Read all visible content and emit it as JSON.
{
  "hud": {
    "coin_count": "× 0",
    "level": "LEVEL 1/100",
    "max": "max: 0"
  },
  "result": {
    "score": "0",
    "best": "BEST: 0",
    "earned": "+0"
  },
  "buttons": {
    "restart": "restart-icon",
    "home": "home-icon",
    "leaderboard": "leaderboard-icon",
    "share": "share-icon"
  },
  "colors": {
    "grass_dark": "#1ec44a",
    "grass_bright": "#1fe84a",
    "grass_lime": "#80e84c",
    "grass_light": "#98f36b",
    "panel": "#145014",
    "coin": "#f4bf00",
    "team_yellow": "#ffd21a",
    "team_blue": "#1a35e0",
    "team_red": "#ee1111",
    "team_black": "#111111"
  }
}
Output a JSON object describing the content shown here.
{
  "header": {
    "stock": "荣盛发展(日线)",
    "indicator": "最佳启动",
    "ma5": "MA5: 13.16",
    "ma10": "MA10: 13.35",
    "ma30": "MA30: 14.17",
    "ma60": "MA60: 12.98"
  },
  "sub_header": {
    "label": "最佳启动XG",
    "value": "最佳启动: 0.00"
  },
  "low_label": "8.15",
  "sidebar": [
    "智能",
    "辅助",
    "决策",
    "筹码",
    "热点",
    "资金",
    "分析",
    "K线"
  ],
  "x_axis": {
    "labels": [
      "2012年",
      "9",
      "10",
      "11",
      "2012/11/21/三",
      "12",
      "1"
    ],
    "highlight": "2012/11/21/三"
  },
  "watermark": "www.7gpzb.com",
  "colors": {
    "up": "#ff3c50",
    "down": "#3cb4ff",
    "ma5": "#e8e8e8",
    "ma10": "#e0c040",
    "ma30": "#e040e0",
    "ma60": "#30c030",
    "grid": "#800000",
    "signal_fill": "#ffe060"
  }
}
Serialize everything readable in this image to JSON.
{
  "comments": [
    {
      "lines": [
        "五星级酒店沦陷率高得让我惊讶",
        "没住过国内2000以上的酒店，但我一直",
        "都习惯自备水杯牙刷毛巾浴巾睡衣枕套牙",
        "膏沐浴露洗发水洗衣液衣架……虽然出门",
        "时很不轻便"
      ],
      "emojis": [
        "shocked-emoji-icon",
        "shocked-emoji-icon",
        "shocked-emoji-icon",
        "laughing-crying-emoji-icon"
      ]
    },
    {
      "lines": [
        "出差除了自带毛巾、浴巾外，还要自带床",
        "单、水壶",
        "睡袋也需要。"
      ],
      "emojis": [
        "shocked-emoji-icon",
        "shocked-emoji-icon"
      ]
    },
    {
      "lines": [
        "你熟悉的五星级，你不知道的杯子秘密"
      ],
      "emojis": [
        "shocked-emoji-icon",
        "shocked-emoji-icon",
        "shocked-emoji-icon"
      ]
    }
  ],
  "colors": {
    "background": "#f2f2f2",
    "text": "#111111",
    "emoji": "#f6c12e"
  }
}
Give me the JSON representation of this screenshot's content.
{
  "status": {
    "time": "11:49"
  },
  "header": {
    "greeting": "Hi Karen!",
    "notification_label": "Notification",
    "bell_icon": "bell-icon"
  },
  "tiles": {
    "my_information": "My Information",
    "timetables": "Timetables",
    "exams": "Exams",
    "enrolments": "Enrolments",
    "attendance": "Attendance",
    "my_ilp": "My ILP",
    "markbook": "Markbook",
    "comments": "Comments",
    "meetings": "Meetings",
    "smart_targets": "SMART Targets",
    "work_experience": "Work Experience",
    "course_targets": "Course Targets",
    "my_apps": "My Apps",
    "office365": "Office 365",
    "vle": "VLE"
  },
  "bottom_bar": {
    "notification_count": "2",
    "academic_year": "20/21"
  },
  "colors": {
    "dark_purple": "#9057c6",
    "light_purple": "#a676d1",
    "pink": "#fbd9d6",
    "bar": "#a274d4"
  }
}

- [DO THIS]: Extract all lines as given.

- [FULL ANSWER]:
Read all visible content and emit it as JSON.
{
  "hud": {
    "coin_count": "× 0",
    "level": "LEVEL 1/100",
    "max": "max: 0"
  },
  "result": {
    "score": "0",
    "best": "BEST: 0",
    "earned": "+0"
  },
  "buttons": {
    "restart": "restart-icon",
    "home": "home-icon",
    "leaderboard": "leaderboard-icon",
    "share": "share-icon"
  },
  "colors": {
    "grass_dark": "#1ec44a",
    "grass_bright": "#1fe84a",
    "grass_lime": "#80e84c",
    "grass_light": "#98f36b",
    "panel": "#145014",
    "coin": "#f4bf00",
    "team_yellow": "#ffd21a",
    "team_blue": "#1a35e0",
    "team_red": "#ee1111",
    "team_black": "#111111"
  }
}
Output a JSON object describing the content shown here.
{
  "header": {
    "stock": "荣盛发展(日线)",
    "indicator": "最佳启动",
    "ma5": "MA5: 13.16",
    "ma10": "MA10: 13.35",
    "ma30": "MA30: 14.17",
    "ma60": "MA60: 12.98"
  },
  "sub_header": {
    "label": "最佳启动XG",
    "value": "最佳启动: 0.00"
  },
  "low_label": "8.15",
  "sidebar": [
    "智能",
    "辅助",
    "决策",
    "筹码",
    "热点",
    "资金",
    "分析",
    "K线"
  ],
  "x_axis": {
    "labels": [
      "2012年",
      "9",
      "10",
      "11",
      "2012/11/21/三",
      "12",
      "1"
    ],
    "highlight": "2012/11/21/三"
  },
  "watermark": "www.7gpzb.com",
  "colors": {
    "up": "#ff3c50",
    "down": "#3cb4ff",
    "ma5": "#e8e8e8",
    "ma10": "#e0c040",
    "ma30": "#e040e0",
    "ma60": "#30c030",
    "grid": "#800000",
    "signal_fill": "#ffe060"
  }
}
Serialize everything readable in this image to JSON.
{
  "comments": [
    {
      "lines": [
        "五星级酒店沦陷率高得让我惊讶",
        "没住过国内2000以上的酒店，但我一直",
        "都习惯自备水杯牙刷毛巾浴巾睡衣枕套牙",
        "膏沐浴露洗发水洗衣液衣架……虽然出门",
        "时很不轻便"
      ],
      "emojis": [
        "shocked-emoji-icon",
        "shocked-emoji-icon",
        "shocked-emoji-icon",
        "laughing-crying-emoji-icon"
      ]
    },
    {
      "lines": [
        "出差除了自带毛巾、浴巾外，还要自带床",
        "单、水壶",
        "睡袋也需要。"
      ],
      "emojis": [
        "shocked-emoji-icon",
        "shocked-emoji-icon"
      ]
    },
    {
      "lines": [
        "你熟悉的五星级，你不知道的杯子秘密"
      ],
      "emojis": [
        "shocked-emoji-icon",
        "shocked-emoji-icon",
        "shocked-emoji-icon"
      ]
    }
  ],
  "colors": {
    "background": "#f2f2f2",
    "text": "#111111",
    "emoji": "#f6c12e"
  }
}
Give me the JSON representation of this screenshot's content.
{
  "status": {
    "time": "11:49"
  },
  "header": {
    "greeting": "Hi Karen!",
    "notification_label": "Notification",
    "bell_icon": "bell-icon"
  },
  "tiles": {
    "my_information": "My Information",
    "timetables": "Timetables",
    "exams": "Exams",
    "enrolments": "Enrolments",
    "attendance": "Attendance",
    "my_ilp": "My ILP",
    "markbook": "Markbook",
    "comments": "Comments",
    "meetings": "Meetings",
    "smart_targets": "SMART Targets",
    "work_experience": "Work Experience",
    "course_targets": "Course Targets",
    "my_apps": "My Apps",
    "office365": "Office 365",
    "vle": "VLE"
  },
  "bottom_bar": {
    "notification_count": "2",
    "academic_year": "20/21"
  },
  "colors": {
    "dark_purple": "#9057c6",
    "light_purple": "#a676d1",
    "pink": "#fbd9d6",
    "bar": "#a274d4"
  }
}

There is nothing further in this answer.